#### [TASK TO CARRY OUT]
Report each line of the data that includes the word "colors".

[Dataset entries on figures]
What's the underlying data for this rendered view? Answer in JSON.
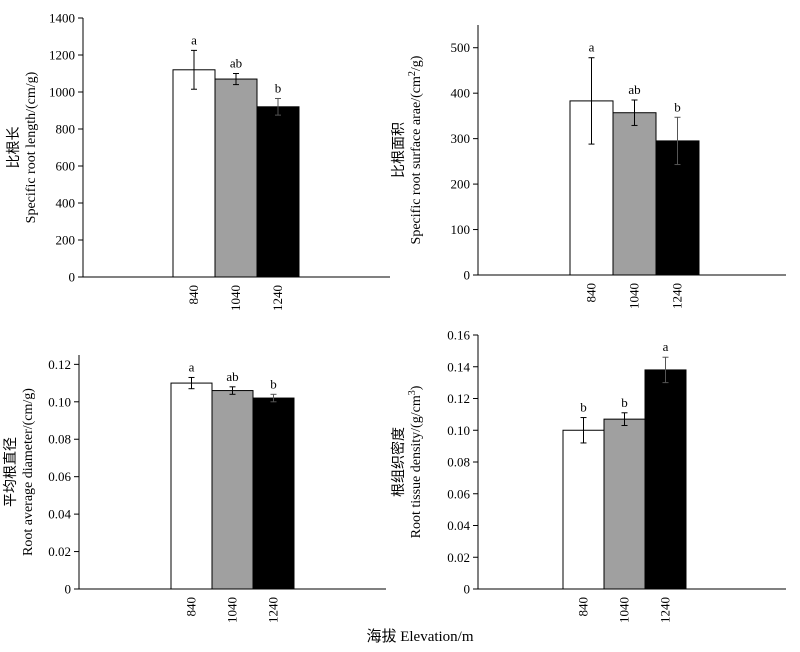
{
  "chart_data": [
    {
      "type": "bar",
      "ylabel_cn": "比根长",
      "ylabel_en": "Specific root length/(cm/g)",
      "ylabel_sup": "",
      "ylabel_end": "",
      "ylim": [
        0,
        1400
      ],
      "yticks": [
        0,
        200,
        400,
        600,
        800,
        1000,
        1200,
        1400
      ],
      "ytick_labels": [
        "0",
        "200",
        "400",
        "600",
        "800",
        "1000",
        "1200",
        "1400"
      ],
      "categories": [
        "840",
        "1040",
        "1240"
      ],
      "values": [
        1120,
        1070,
        920
      ],
      "errors": [
        105,
        30,
        45
      ],
      "significance": [
        "a",
        "ab",
        "b"
      ]
    },
    {
      "type": "bar",
      "ylabel_cn": "比根面积",
      "ylabel_en": "Specific root surface arae/(cm",
      "ylabel_sup": "2",
      "ylabel_end": "/g)",
      "ylim": [
        0,
        550
      ],
      "yticks": [
        0,
        100,
        200,
        300,
        400,
        500
      ],
      "ytick_labels": [
        "0",
        "100",
        "200",
        "300",
        "400",
        "500"
      ],
      "categories": [
        "840",
        "1040",
        "1240"
      ],
      "values": [
        383,
        357,
        295
      ],
      "errors": [
        95,
        28,
        52
      ],
      "significance": [
        "a",
        "ab",
        "b"
      ]
    },
    {
      "type": "bar",
      "ylabel_cn": "平均根直径",
      "ylabel_en": "Root average diameter/(cm/g)",
      "ylabel_sup": "",
      "ylabel_end": "",
      "ylim": [
        0,
        0.125
      ],
      "yticks": [
        0,
        0.02,
        0.04,
        0.06,
        0.08,
        0.1,
        0.12
      ],
      "ytick_labels": [
        "0",
        "0.02",
        "0.04",
        "0.06",
        "0.08",
        "0.10",
        "0.12"
      ],
      "categories": [
        "840",
        "1040",
        "1240"
      ],
      "values": [
        0.11,
        0.106,
        0.102
      ],
      "errors": [
        0.003,
        0.002,
        0.002
      ],
      "significance": [
        "a",
        "ab",
        "b"
      ]
    },
    {
      "type": "bar",
      "ylabel_cn": "根组织密度",
      "ylabel_en": "Root tissue density/(g/cm",
      "ylabel_sup": "3",
      "ylabel_end": ")",
      "ylim": [
        0,
        0.16
      ],
      "yticks": [
        0,
        0.02,
        0.04,
        0.06,
        0.08,
        0.1,
        0.12,
        0.14,
        0.16
      ],
      "ytick_labels": [
        "0",
        "0.02",
        "0.04",
        "0.06",
        "0.08",
        "0.10",
        "0.12",
        "0.14",
        "0.16"
      ],
      "categories": [
        "840",
        "1040",
        "1240"
      ],
      "values": [
        0.1,
        0.107,
        0.138
      ],
      "errors": [
        0.008,
        0.004,
        0.008
      ],
      "significance": [
        "b",
        "b",
        "a"
      ]
    }
  ],
  "xlabel": "海拔 Elevation/m",
  "colors": {
    "bar_840": "#ffffff",
    "bar_1040": "#a0a0a0",
    "bar_1240": "#000000",
    "axis": "#000000"
  }
}
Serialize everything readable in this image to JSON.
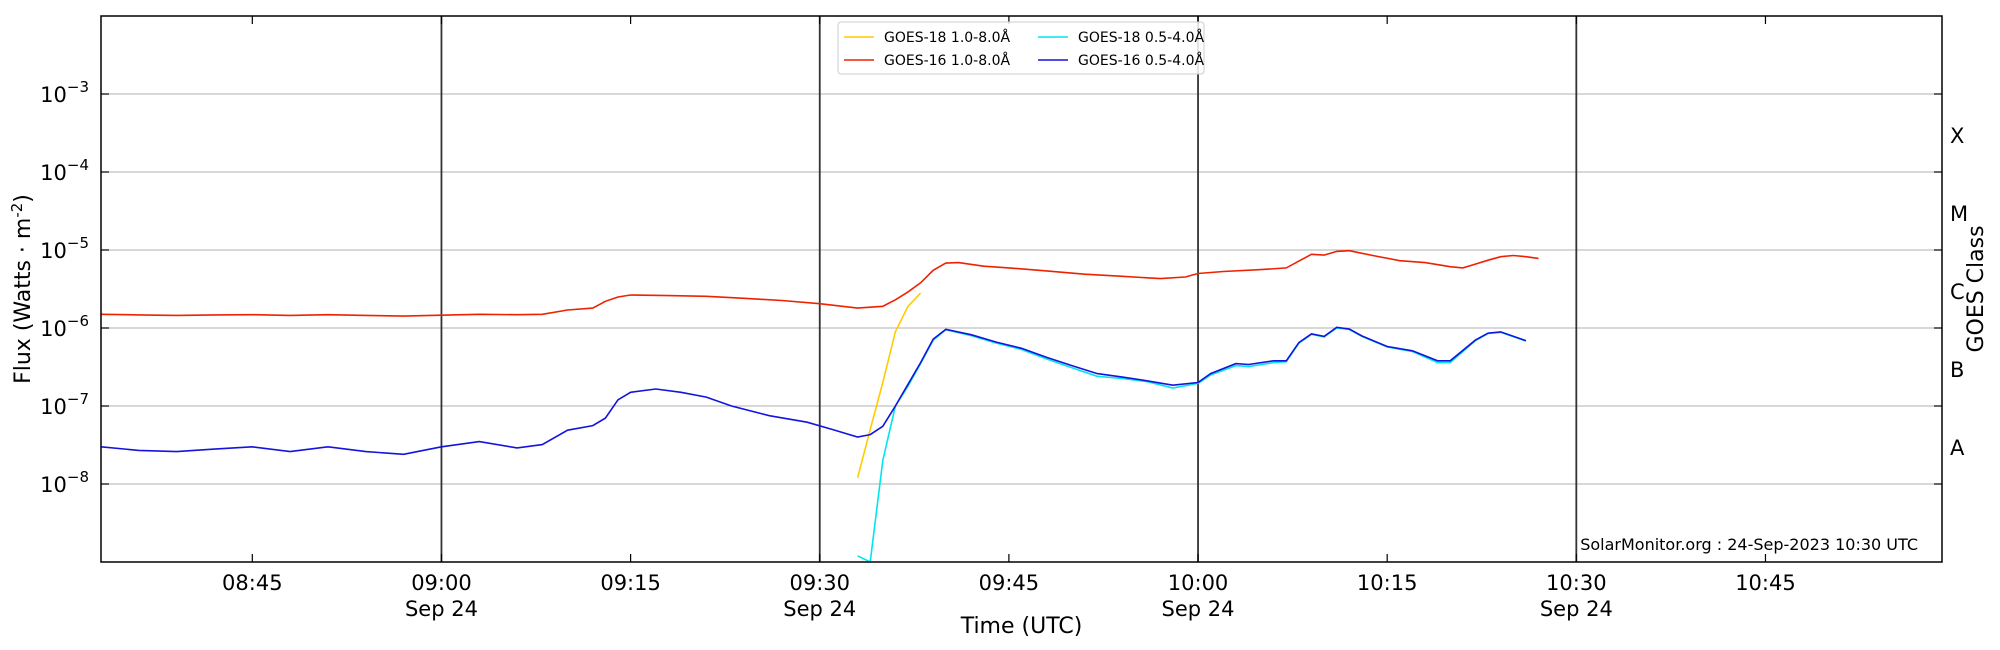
{
  "chart_data": {
    "type": "line",
    "title": "",
    "xlabel": "Time (UTC)",
    "ylabel": "Flux (Watts · m",
    "ylabel_sup": "-2",
    "ylabel_close": ")",
    "y2label": "GOES Class",
    "y_scale": "log",
    "xlim": [
      "08:33",
      "10:59"
    ],
    "ylim": [
      1e-09,
      0.01
    ],
    "grid": "horizontal",
    "legend_position": "top-center",
    "credit": "SolarMonitor.org : 24-Sep-2023 10:30 UTC",
    "x_ticks": [
      {
        "time": "08:45",
        "label": "08:45",
        "date": ""
      },
      {
        "time": "09:00",
        "label": "09:00",
        "date": "Sep 24"
      },
      {
        "time": "09:15",
        "label": "09:15",
        "date": ""
      },
      {
        "time": "09:30",
        "label": "09:30",
        "date": "Sep 24"
      },
      {
        "time": "09:45",
        "label": "09:45",
        "date": ""
      },
      {
        "time": "10:00",
        "label": "10:00",
        "date": "Sep 24"
      },
      {
        "time": "10:15",
        "label": "10:15",
        "date": ""
      },
      {
        "time": "10:30",
        "label": "10:30",
        "date": "Sep 24"
      },
      {
        "time": "10:45",
        "label": "10:45",
        "date": ""
      }
    ],
    "vertical_lines": [
      "09:00",
      "09:30",
      "10:00",
      "10:30"
    ],
    "y_ticks": [
      {
        "exp": -8,
        "base": "10",
        "sup": "−8"
      },
      {
        "exp": -7,
        "base": "10",
        "sup": "−7"
      },
      {
        "exp": -6,
        "base": "10",
        "sup": "−6"
      },
      {
        "exp": -5,
        "base": "10",
        "sup": "−5"
      },
      {
        "exp": -4,
        "base": "10",
        "sup": "−4"
      },
      {
        "exp": -3,
        "base": "10",
        "sup": "−3"
      }
    ],
    "goes_classes": [
      {
        "label": "A",
        "flux": 3e-08
      },
      {
        "label": "B",
        "flux": 3e-07
      },
      {
        "label": "C",
        "flux": 3e-06
      },
      {
        "label": "M",
        "flux": 3e-05
      },
      {
        "label": "X",
        "flux": 0.0003
      }
    ],
    "series": [
      {
        "name": "GOES-18 1.0-8.0Å",
        "color": "#ffcc00",
        "points": [
          [
            "09:33",
            1.2e-08
          ],
          [
            "09:34",
            5e-08
          ],
          [
            "09:35",
            2e-07
          ],
          [
            "09:36",
            9e-07
          ],
          [
            "09:37",
            1.9e-06
          ],
          [
            "09:38",
            2.8e-06
          ]
        ]
      },
      {
        "name": "GOES-16 1.0-8.0Å",
        "color": "#ee2200",
        "points": [
          [
            "08:33",
            1.5e-06
          ],
          [
            "08:36",
            1.47e-06
          ],
          [
            "08:39",
            1.45e-06
          ],
          [
            "08:42",
            1.47e-06
          ],
          [
            "08:45",
            1.48e-06
          ],
          [
            "08:48",
            1.45e-06
          ],
          [
            "08:51",
            1.48e-06
          ],
          [
            "08:54",
            1.45e-06
          ],
          [
            "08:57",
            1.42e-06
          ],
          [
            "09:00",
            1.46e-06
          ],
          [
            "09:03",
            1.5e-06
          ],
          [
            "09:06",
            1.48e-06
          ],
          [
            "09:08",
            1.5e-06
          ],
          [
            "09:10",
            1.7e-06
          ],
          [
            "09:12",
            1.8e-06
          ],
          [
            "09:13",
            2.2e-06
          ],
          [
            "09:14",
            2.5e-06
          ],
          [
            "09:15",
            2.65e-06
          ],
          [
            "09:18",
            2.6e-06
          ],
          [
            "09:21",
            2.55e-06
          ],
          [
            "09:24",
            2.4e-06
          ],
          [
            "09:27",
            2.25e-06
          ],
          [
            "09:30",
            2.05e-06
          ],
          [
            "09:33",
            1.8e-06
          ],
          [
            "09:35",
            1.9e-06
          ],
          [
            "09:36",
            2.3e-06
          ],
          [
            "09:37",
            2.9e-06
          ],
          [
            "09:38",
            3.8e-06
          ],
          [
            "09:39",
            5.5e-06
          ],
          [
            "09:40",
            6.8e-06
          ],
          [
            "09:41",
            6.9e-06
          ],
          [
            "09:43",
            6.2e-06
          ],
          [
            "09:45",
            5.9e-06
          ],
          [
            "09:48",
            5.4e-06
          ],
          [
            "09:51",
            4.9e-06
          ],
          [
            "09:54",
            4.6e-06
          ],
          [
            "09:57",
            4.3e-06
          ],
          [
            "09:59",
            4.5e-06
          ],
          [
            "10:00",
            5e-06
          ],
          [
            "10:02",
            5.3e-06
          ],
          [
            "10:05",
            5.6e-06
          ],
          [
            "10:07",
            5.9e-06
          ],
          [
            "10:08",
            7.2e-06
          ],
          [
            "10:09",
            8.8e-06
          ],
          [
            "10:10",
            8.6e-06
          ],
          [
            "10:11",
            9.6e-06
          ],
          [
            "10:12",
            9.8e-06
          ],
          [
            "10:14",
            8.4e-06
          ],
          [
            "10:16",
            7.3e-06
          ],
          [
            "10:18",
            6.9e-06
          ],
          [
            "10:20",
            6.1e-06
          ],
          [
            "10:21",
            5.9e-06
          ],
          [
            "10:22",
            6.6e-06
          ],
          [
            "10:23",
            7.4e-06
          ],
          [
            "10:24",
            8.2e-06
          ],
          [
            "10:25",
            8.5e-06
          ],
          [
            "10:26",
            8.2e-06
          ],
          [
            "10:27",
            7.8e-06
          ]
        ]
      },
      {
        "name": "GOES-18 0.5-4.0Å",
        "color": "#00e5ee",
        "points": [
          [
            "09:33",
            1.2e-09
          ],
          [
            "09:34",
            1e-09
          ],
          [
            "09:35",
            2e-08
          ],
          [
            "09:36",
            1e-07
          ],
          [
            "09:37",
            1.8e-07
          ],
          [
            "09:38",
            3.5e-07
          ],
          [
            "09:39",
            7e-07
          ],
          [
            "09:40",
            9.5e-07
          ],
          [
            "09:42",
            8e-07
          ],
          [
            "09:44",
            6.4e-07
          ],
          [
            "09:46",
            5.3e-07
          ],
          [
            "09:48",
            4e-07
          ],
          [
            "09:50",
            3.1e-07
          ],
          [
            "09:52",
            2.4e-07
          ],
          [
            "09:54",
            2.25e-07
          ],
          [
            "09:56",
            2.05e-07
          ],
          [
            "09:58",
            1.7e-07
          ],
          [
            "10:00",
            1.95e-07
          ],
          [
            "10:01",
            2.5e-07
          ],
          [
            "10:03",
            3.3e-07
          ],
          [
            "10:04",
            3.2e-07
          ],
          [
            "10:06",
            3.6e-07
          ],
          [
            "10:07",
            3.7e-07
          ],
          [
            "10:08",
            6.4e-07
          ],
          [
            "10:09",
            8.3e-07
          ],
          [
            "10:10",
            7.7e-07
          ],
          [
            "10:11",
            1e-06
          ],
          [
            "10:12",
            9.6e-07
          ],
          [
            "10:13",
            7.8e-07
          ],
          [
            "10:15",
            5.7e-07
          ],
          [
            "10:17",
            5e-07
          ],
          [
            "10:19",
            3.6e-07
          ],
          [
            "10:20",
            3.6e-07
          ],
          [
            "10:22",
            6.9e-07
          ],
          [
            "10:23",
            8.5e-07
          ],
          [
            "10:24",
            8.8e-07
          ],
          [
            "10:26",
            6.8e-07
          ]
        ]
      },
      {
        "name": "GOES-16 0.5-4.0Å",
        "color": "#1414dd",
        "points": [
          [
            "08:33",
            3e-08
          ],
          [
            "08:36",
            2.7e-08
          ],
          [
            "08:39",
            2.6e-08
          ],
          [
            "08:42",
            2.8e-08
          ],
          [
            "08:45",
            3e-08
          ],
          [
            "08:48",
            2.6e-08
          ],
          [
            "08:51",
            3e-08
          ],
          [
            "08:54",
            2.6e-08
          ],
          [
            "08:57",
            2.4e-08
          ],
          [
            "09:00",
            3e-08
          ],
          [
            "09:03",
            3.5e-08
          ],
          [
            "09:06",
            2.9e-08
          ],
          [
            "09:08",
            3.2e-08
          ],
          [
            "09:10",
            4.9e-08
          ],
          [
            "09:12",
            5.6e-08
          ],
          [
            "09:13",
            7e-08
          ],
          [
            "09:14",
            1.2e-07
          ],
          [
            "09:15",
            1.5e-07
          ],
          [
            "09:17",
            1.65e-07
          ],
          [
            "09:19",
            1.5e-07
          ],
          [
            "09:21",
            1.3e-07
          ],
          [
            "09:23",
            1e-07
          ],
          [
            "09:26",
            7.5e-08
          ],
          [
            "09:29",
            6.2e-08
          ],
          [
            "09:31",
            5e-08
          ],
          [
            "09:33",
            4e-08
          ],
          [
            "09:34",
            4.3e-08
          ],
          [
            "09:35",
            5.5e-08
          ],
          [
            "09:36",
            1e-07
          ],
          [
            "09:37",
            1.9e-07
          ],
          [
            "09:38",
            3.6e-07
          ],
          [
            "09:39",
            7.2e-07
          ],
          [
            "09:40",
            9.6e-07
          ],
          [
            "09:42",
            8.2e-07
          ],
          [
            "09:44",
            6.6e-07
          ],
          [
            "09:46",
            5.5e-07
          ],
          [
            "09:48",
            4.2e-07
          ],
          [
            "09:50",
            3.3e-07
          ],
          [
            "09:52",
            2.6e-07
          ],
          [
            "09:54",
            2.35e-07
          ],
          [
            "09:56",
            2.1e-07
          ],
          [
            "09:58",
            1.85e-07
          ],
          [
            "10:00",
            2e-07
          ],
          [
            "10:01",
            2.6e-07
          ],
          [
            "10:03",
            3.5e-07
          ],
          [
            "10:04",
            3.4e-07
          ],
          [
            "10:06",
            3.8e-07
          ],
          [
            "10:07",
            3.8e-07
          ],
          [
            "10:08",
            6.5e-07
          ],
          [
            "10:09",
            8.4e-07
          ],
          [
            "10:10",
            7.8e-07
          ],
          [
            "10:11",
            1.02e-06
          ],
          [
            "10:12",
            9.7e-07
          ],
          [
            "10:13",
            7.9e-07
          ],
          [
            "10:15",
            5.8e-07
          ],
          [
            "10:17",
            5.1e-07
          ],
          [
            "10:19",
            3.8e-07
          ],
          [
            "10:20",
            3.8e-07
          ],
          [
            "10:22",
            7e-07
          ],
          [
            "10:23",
            8.6e-07
          ],
          [
            "10:24",
            8.9e-07
          ],
          [
            "10:26",
            6.9e-07
          ]
        ]
      }
    ]
  }
}
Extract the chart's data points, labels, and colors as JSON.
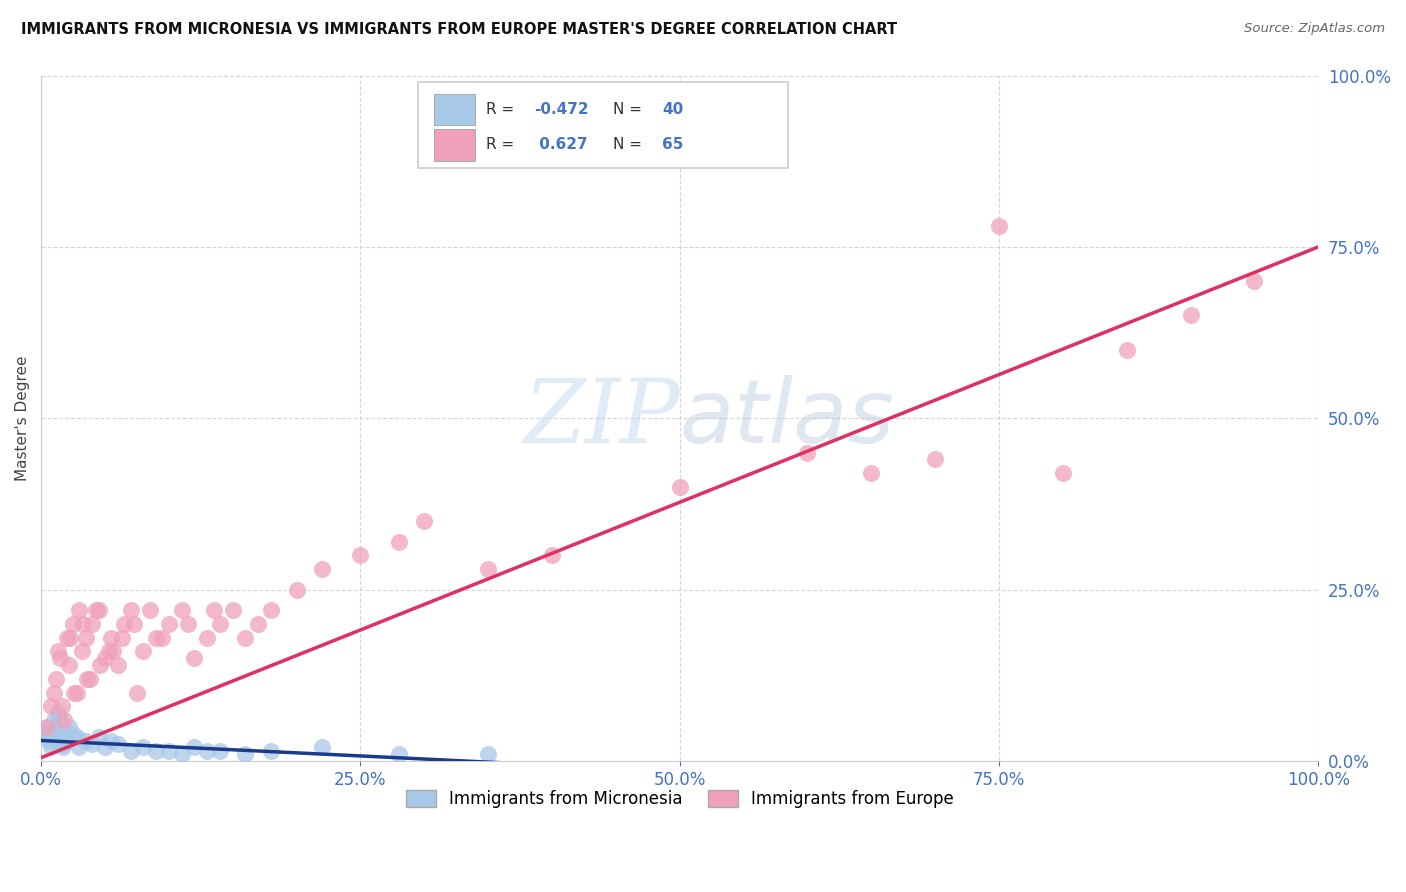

#### [RESULT]
  "colors": {
Extract the chart's data points, labels, and colors as JSON.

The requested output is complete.